── ITEMS ──
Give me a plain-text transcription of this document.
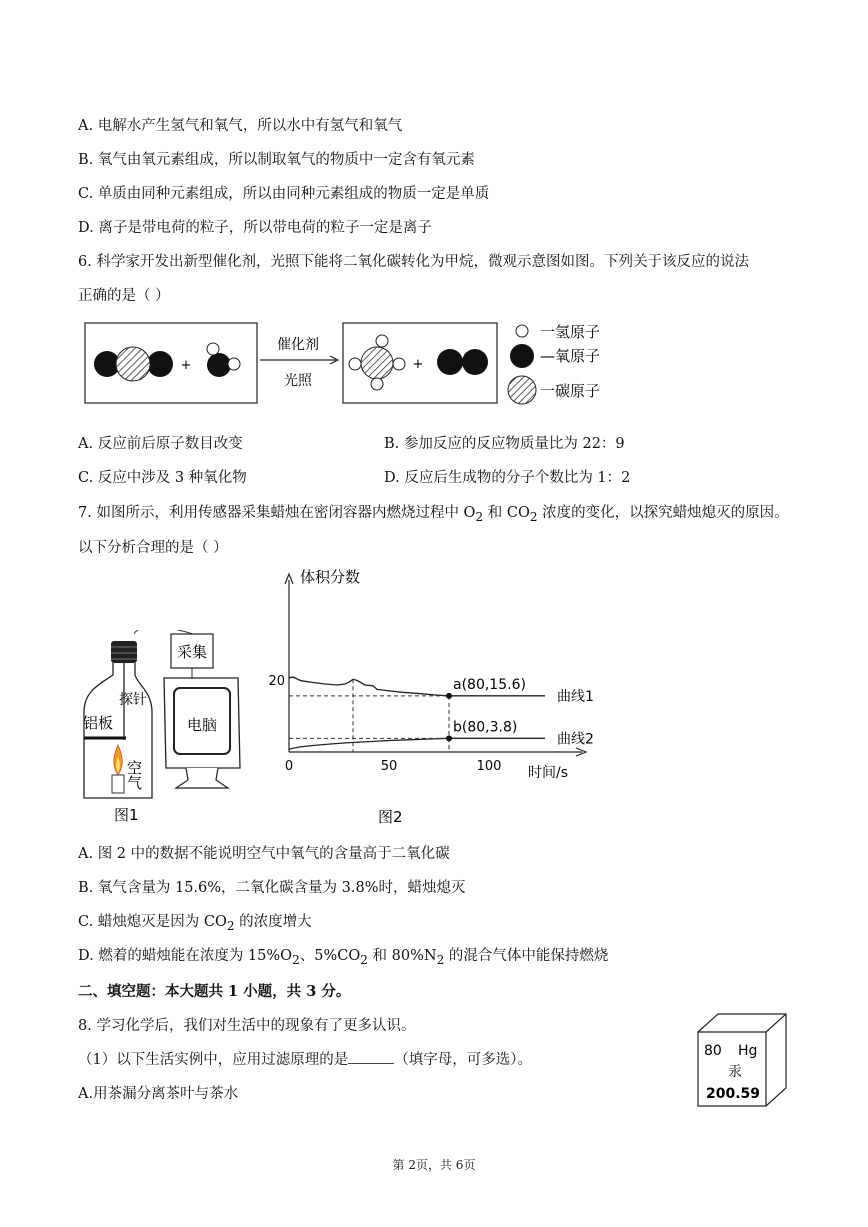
A. 电解水产生氢气和氧气，所以水中有氢气和氧气
B. 氧气由氧元素组成，所以制取氧气的物质中一定含有氧元素
C. 单质由同种元素组成，所以由同种元素组成的物质一定是单质
D. 离子是带电荷的粒子，所以带电荷的粒子一定是离子
6. 科学家开发出新型催化剂，光照下能将二氧化碳转化为甲烷，微观示意图如图。下列关于该反应的说法
正确的是（ ）
+
催化剂
光照
+
一氢原子
—氧原子
一碳原子
A. 反应前后原子数目改变	B. 参加反应的反应物质量比为 22：9
C. 反应中涉及 3 种氧化物	D. 反应后生成物的分子个数比为 1：2
7. 如图所示，利用传感器采集蜡烛在密闭容器内燃烧过程中 $O_2$ 和 $CO_2$ 浓度的变化，以探究蜡烛熄灭的原因。
以下分析合理的是（ ）
采集
探针
铝板
空气
电脑
图1
体积分数
时间/s
图2
0	50	100
20
曲线1
曲线2
a(80,15.6)
b(80,3.8)
A. 图 2 中的数据不能说明空气中氧气的含量高于二氧化碳
B. 氧气含量为 15.6%，二氧化碳含量为 3.8%时，蜡烛熄灭
C. 蜡烛熄灭是因为 $CO_2$ 的浓度增大
D. 燃着的蜡烛能在浓度为 $15\%O_2$、$5\%CO_2$ 和 $80\%N_2$ 的混合气体中能保持燃烧
二、填空题：本大题共 1 小题，共 3 分。
8. 学习化学后，我们对生活中的现象有了更多认识。
（1）以下生活实例中，应用过滤原理的是	（填字母，可多选）。
A.用茶漏分离茶叶与茶水
80 Hg
汞
200.59
第 2页，共 6页
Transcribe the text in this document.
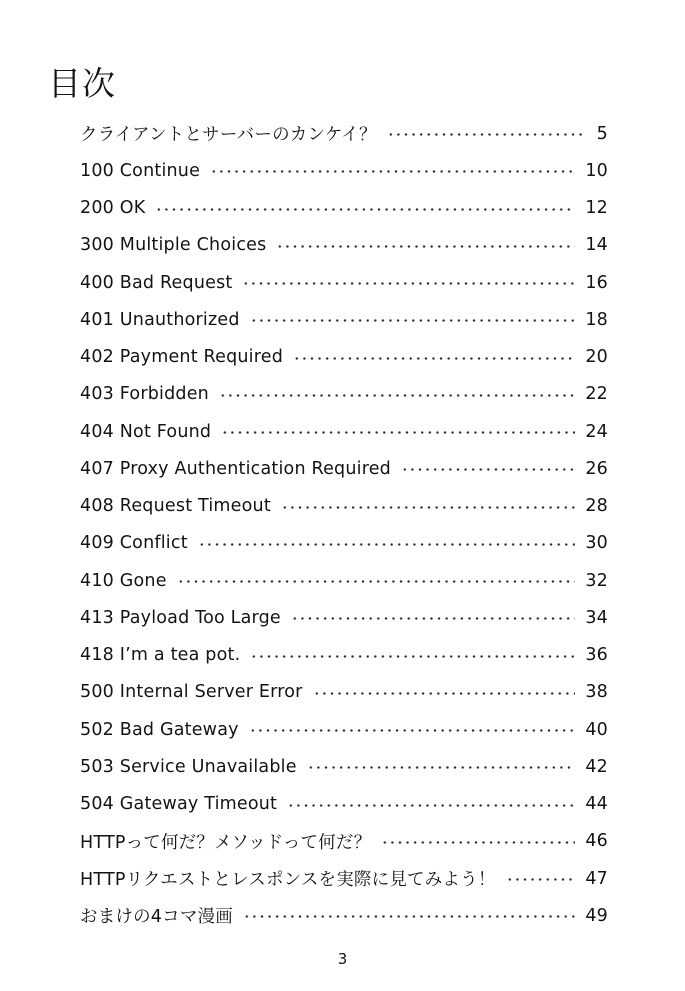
目次
クライアントとサーバーのカンケイ？	5
100 Continue	10
200 OK	12
300 Multiple Choices	14
400 Bad Request	16
401 Unauthorized	18
402 Payment Required	20
403 Forbidden	22
404 Not Found	24
407 Proxy Authentication Required	26
408 Request Timeout	28
409 Conflict	30
410 Gone	32
413 Payload Too Large	34
418 I’m a tea pot.	36
500 Internal Server Error	38
502 Bad Gateway	40
503 Service Unavailable	42
504 Gateway Timeout	44
HTTPって何だ？メソッドって何だ？	46
HTTPリクエストとレスポンスを実際に見てみよう！	47
おまけの4コマ漫画	49
3
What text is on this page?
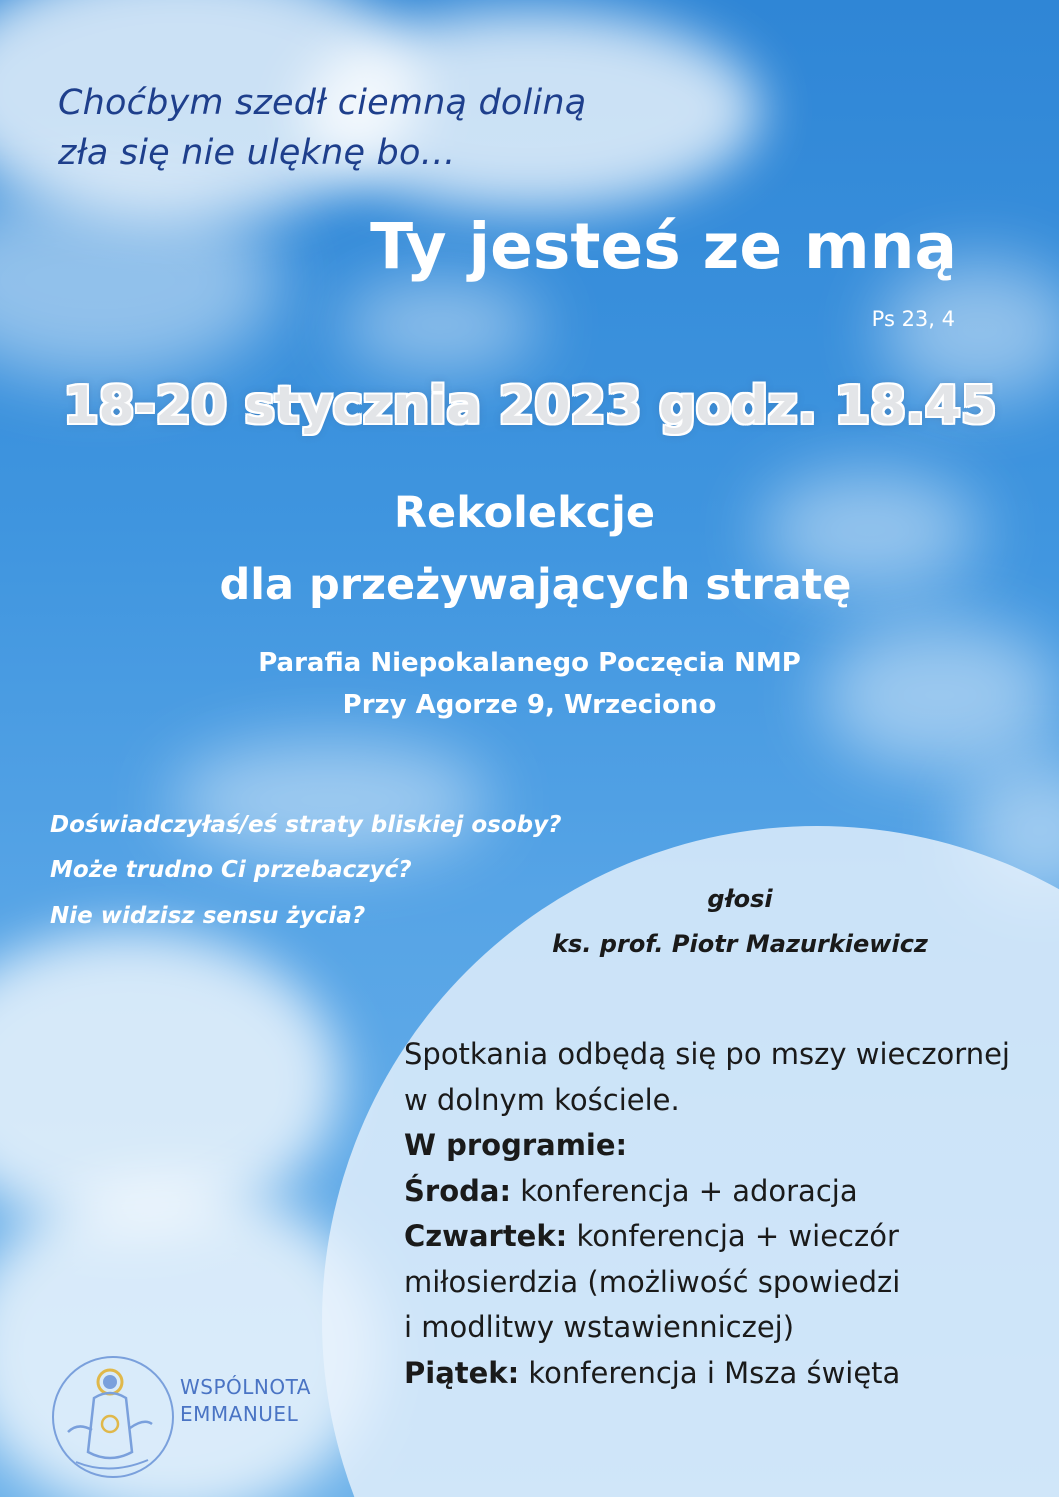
Choćbym szedł ciemną doliną
zła się nie ulęknę bo…

Ty jesteś ze mną
Ps 23, 4
18-20 stycznia 2023 godz. 18.45
Rekolekcje
dla przeżywających stratę
Parafia Niepokalanego Poczęcia NMP
Przy Agorze 9, Wrzeciono
Doświadczyłaś/eś straty bliskiej osoby?
Może trudno Ci przebaczyć?
Nie widzisz sensu życia?
głosi
ks. prof. Piotr Mazurkiewicz
Spotkania odbędą się po mszy wieczornej
w dolnym kościele.
W programie:
Środa: konferencja + adoracja
Czwartek: konferencja + wieczór
miłosierdzia (możliwość spowiedzi
i modlitwy wstawienniczej)
Piątek: konferencja i Msza święta
WSPÓLNOTA
EMMANUEL
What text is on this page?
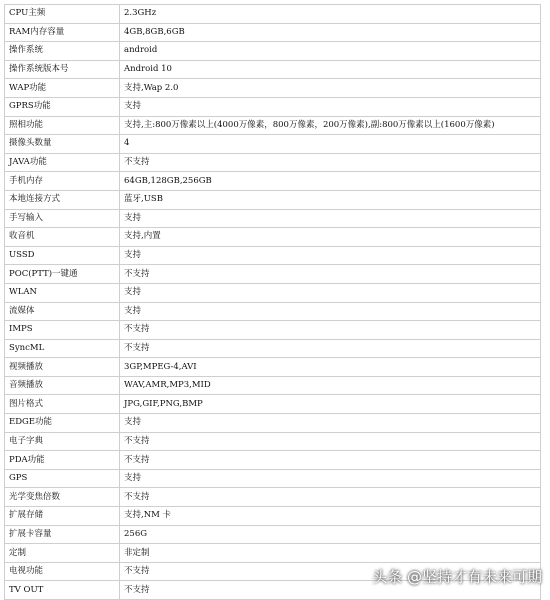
CPU主频	2.3GHz
RAM内存容量	4GB,8GB,6GB
操作系统	android
操作系统版本号	Android 10
WAP功能	支持,Wap 2.0
GPRS功能	支持
照相功能	支持,主:800万像素以上(4000万像素，800万像素，200万像素),副:800万像素以上(1600万像素)
摄像头数量	4
JAVA功能	不支持
手机内存	64GB,128GB,256GB
本地连接方式	蓝牙,USB
手写输入	支持
收音机	支持,内置
USSD	支持
POC(PTT)一键通	不支持
WLAN	支持
流媒体	支持
IMPS	不支持
SyncML	不支持
视频播放	3GP,MPEG-4,AVI
音频播放	WAV,AMR,MP3,MID
图片格式	JPG,GIF,PNG,BMP
EDGE功能	支持
电子字典	不支持
PDA功能	不支持
GPS	支持
光学变焦倍数	不支持
扩展存储	支持,NM 卡
扩展卡容量	256G
定制	非定制
电视功能	不支持
TV OUT	不支持
头条 @坚持才有未来可期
───
**WHAT YOU WILL DO**
Give all the lines above again, character for character, without pictures.

**FINAL ANSWER**
Give me a plain-text transcription of this document.
A. 电解水产生氢气和氧气，所以水中有氢气和氧气
B. 氧气由氧元素组成，所以制取氧气的物质中一定含有氧元素
C. 单质由同种元素组成，所以由同种元素组成的物质一定是单质
D. 离子是带电荷的粒子，所以带电荷的粒子一定是离子
6. 科学家开发出新型催化剂，光照下能将二氧化碳转化为甲烷，微观示意图如图。下列关于该反应的说法
正确的是（ ）
+
催化剂
光照
+
一氢原子
—氧原子
一碳原子
A. 反应前后原子数目改变	B. 参加反应的反应物质量比为 22：9
C. 反应中涉及 3 种氧化物	D. 反应后生成物的分子个数比为 1：2
7. 如图所示，利用传感器采集蜡烛在密闭容器内燃烧过程中 $O_2$ 和 $CO_2$ 浓度的变化，以探究蜡烛熄灭的原因。
以下分析合理的是（ ）
采集
探针
铝板
空气
电脑
图1
体积分数
时间/s
图2
0	50	100
20
曲线1
曲线2
a(80,15.6)
b(80,3.8)
A. 图 2 中的数据不能说明空气中氧气的含量高于二氧化碳
B. 氧气含量为 15.6%，二氧化碳含量为 3.8%时，蜡烛熄灭
C. 蜡烛熄灭是因为 $CO_2$ 的浓度增大
D. 燃着的蜡烛能在浓度为 $15\%O_2$、$5\%CO_2$ 和 $80\%N_2$ 的混合气体中能保持燃烧
二、填空题：本大题共 1 小题，共 3 分。
8. 学习化学后，我们对生活中的现象有了更多认识。
（1）以下生活实例中，应用过滤原理的是	（填字母，可多选）。
A.用茶漏分离茶叶与茶水
80 Hg
汞
200.59
第 2页，共 6页
Transcribe the text in this document.
目次
クライアントとサーバーのカンケイ？	5
100 Continue	10
200 OK	12
300 Multiple Choices	14
400 Bad Request	16
401 Unauthorized	18
402 Payment Required	20
403 Forbidden	22
404 Not Found	24
407 Proxy Authentication Required	26
408 Request Timeout	28
409 Conflict	30
410 Gone	32
413 Payload Too Large	34
418 I’m a tea pot.	36
500 Internal Server Error	38
502 Bad Gateway	40
503 Service Unavailable	42
504 Gateway Timeout	44
HTTPって何だ？メソッドって何だ？	46
HTTPリクエストとレスポンスを実際に見てみよう！	47
おまけの4コマ漫画	49
3
What text is on this page?
Choćbym szedł ciemną doliną
zła się nie ulęknę bo…

Ty jesteś ze mną
Ps 23, 4
18-20 stycznia 2023 godz. 18.45
Rekolekcje
dla przeżywających stratę
Parafia Niepokalanego Poczęcia NMP
Przy Agorze 9, Wrzeciono
Doświadczyłaś/eś straty bliskiej osoby?
Może trudno Ci przebaczyć?
Nie widzisz sensu życia?
głosi
ks. prof. Piotr Mazurkiewicz
Spotkania odbędą się po mszy wieczornej
w dolnym kościele.
W programie:
Środa: konferencja + adoracja
Czwartek: konferencja + wieczór
miłosierdzia (możliwość spowiedzi
i modlitwy wstawienniczej)
Piątek: konferencja i Msza święta
WSPÓLNOTA
EMMANUEL
What text is on this page?
CPU主频	2.3GHz
RAM内存容量	4GB,8GB,6GB
操作系统	android
操作系统版本号	Android 10
WAP功能	支持,Wap 2.0
GPRS功能	支持
照相功能	支持,主:800万像素以上(4000万像素，800万像素，200万像素),副:800万像素以上(1600万像素)
摄像头数量	4
JAVA功能	不支持
手机内存	64GB,128GB,256GB
本地连接方式	蓝牙,USB
手写输入	支持
收音机	支持,内置
USSD	支持
POC(PTT)一键通	不支持
WLAN	支持
流媒体	支持
IMPS	不支持
SyncML	不支持
视频播放	3GP,MPEG-4,AVI
音频播放	WAV,AMR,MP3,MID
图片格式	JPG,GIF,PNG,BMP
EDGE功能	支持
电子字典	不支持
PDA功能	不支持
GPS	支持
光学变焦倍数	不支持
扩展存储	支持,NM 卡
扩展卡容量	256G
定制	非定制
电视功能	不支持
TV OUT	不支持
头条 @坚持才有未来可期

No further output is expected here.